━━━━━ PROVIDED DATA

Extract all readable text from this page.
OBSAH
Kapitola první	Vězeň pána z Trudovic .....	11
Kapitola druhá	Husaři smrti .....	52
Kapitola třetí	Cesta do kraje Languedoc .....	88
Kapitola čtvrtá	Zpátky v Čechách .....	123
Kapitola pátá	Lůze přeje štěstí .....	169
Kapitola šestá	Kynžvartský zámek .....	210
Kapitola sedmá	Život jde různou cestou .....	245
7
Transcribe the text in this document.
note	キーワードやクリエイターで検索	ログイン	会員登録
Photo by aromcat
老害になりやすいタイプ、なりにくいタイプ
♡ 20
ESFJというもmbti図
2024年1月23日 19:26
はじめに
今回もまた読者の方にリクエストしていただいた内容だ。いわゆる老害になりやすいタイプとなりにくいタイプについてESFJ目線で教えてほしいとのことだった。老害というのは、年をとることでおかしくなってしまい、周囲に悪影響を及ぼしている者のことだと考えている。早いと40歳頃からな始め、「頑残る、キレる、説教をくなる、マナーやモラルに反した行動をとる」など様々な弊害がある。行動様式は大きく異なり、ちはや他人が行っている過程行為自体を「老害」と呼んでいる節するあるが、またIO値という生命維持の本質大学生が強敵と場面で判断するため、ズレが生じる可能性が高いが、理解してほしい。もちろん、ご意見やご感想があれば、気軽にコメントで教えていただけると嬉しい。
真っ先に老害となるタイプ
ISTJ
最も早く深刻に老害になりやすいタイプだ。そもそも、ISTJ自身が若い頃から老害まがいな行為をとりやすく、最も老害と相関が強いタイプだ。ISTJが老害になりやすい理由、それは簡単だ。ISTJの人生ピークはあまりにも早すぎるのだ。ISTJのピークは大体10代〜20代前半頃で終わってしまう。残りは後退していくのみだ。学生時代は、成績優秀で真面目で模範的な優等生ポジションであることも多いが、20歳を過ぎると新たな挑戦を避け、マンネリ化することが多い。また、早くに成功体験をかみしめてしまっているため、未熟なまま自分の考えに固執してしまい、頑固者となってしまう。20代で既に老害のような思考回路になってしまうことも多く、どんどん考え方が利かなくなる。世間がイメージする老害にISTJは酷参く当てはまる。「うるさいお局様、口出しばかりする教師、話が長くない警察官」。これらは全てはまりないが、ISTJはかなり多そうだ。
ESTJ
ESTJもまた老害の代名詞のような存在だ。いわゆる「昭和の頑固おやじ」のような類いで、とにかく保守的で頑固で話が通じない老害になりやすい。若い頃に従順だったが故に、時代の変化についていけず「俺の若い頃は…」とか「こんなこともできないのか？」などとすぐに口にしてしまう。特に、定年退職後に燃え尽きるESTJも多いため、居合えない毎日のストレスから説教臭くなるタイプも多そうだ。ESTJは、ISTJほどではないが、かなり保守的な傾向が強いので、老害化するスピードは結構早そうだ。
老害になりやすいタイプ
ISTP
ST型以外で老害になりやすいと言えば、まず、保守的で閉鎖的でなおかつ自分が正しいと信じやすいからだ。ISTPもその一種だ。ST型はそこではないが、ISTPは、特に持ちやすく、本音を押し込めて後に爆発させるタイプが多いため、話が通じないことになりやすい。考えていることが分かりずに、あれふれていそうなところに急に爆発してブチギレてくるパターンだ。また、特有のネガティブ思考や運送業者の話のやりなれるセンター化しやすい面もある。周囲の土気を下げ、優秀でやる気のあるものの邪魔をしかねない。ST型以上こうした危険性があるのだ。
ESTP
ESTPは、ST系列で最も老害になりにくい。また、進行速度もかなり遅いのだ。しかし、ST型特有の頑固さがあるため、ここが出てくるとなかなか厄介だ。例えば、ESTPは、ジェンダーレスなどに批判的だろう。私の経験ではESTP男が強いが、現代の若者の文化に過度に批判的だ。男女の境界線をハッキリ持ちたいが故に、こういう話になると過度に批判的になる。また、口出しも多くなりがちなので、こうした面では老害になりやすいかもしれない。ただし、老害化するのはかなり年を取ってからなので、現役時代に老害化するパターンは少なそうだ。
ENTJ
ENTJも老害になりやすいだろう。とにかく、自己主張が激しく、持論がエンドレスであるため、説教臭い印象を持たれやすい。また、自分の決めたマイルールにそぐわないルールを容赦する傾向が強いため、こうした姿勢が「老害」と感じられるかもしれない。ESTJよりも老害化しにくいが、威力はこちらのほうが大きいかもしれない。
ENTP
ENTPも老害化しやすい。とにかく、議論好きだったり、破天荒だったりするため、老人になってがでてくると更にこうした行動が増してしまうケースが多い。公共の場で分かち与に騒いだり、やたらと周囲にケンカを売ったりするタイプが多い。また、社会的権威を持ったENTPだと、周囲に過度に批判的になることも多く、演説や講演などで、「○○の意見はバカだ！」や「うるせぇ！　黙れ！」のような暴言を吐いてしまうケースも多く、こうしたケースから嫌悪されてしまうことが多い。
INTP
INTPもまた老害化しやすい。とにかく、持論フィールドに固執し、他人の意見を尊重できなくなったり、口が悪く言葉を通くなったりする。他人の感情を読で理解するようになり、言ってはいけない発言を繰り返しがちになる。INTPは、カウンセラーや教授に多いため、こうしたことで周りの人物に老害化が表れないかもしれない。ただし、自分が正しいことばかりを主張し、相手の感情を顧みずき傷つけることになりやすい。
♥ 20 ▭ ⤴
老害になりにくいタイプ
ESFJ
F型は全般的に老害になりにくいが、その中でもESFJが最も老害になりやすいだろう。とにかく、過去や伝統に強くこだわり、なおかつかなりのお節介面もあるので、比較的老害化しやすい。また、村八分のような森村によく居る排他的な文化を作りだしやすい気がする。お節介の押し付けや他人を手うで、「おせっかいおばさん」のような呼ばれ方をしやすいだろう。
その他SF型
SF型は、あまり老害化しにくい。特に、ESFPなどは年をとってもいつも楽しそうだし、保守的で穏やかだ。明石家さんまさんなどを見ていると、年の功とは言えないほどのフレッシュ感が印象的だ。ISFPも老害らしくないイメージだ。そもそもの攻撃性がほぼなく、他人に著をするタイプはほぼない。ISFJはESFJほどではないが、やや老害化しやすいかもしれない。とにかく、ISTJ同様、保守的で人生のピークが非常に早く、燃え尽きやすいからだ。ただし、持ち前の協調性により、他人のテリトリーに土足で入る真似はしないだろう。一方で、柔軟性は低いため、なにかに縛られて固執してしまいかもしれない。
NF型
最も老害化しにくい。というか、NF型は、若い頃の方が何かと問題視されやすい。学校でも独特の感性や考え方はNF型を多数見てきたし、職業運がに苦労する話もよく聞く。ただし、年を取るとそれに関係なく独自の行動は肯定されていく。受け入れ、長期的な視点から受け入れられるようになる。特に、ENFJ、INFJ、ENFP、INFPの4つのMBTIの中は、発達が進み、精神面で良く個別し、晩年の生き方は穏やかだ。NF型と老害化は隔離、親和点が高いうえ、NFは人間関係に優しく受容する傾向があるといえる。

━━━━━━━━━━

» **REQUEST**:
Write the number of lines containing the word "Kapitola" and nothing besides it.

» **FINISHED TASK**:
7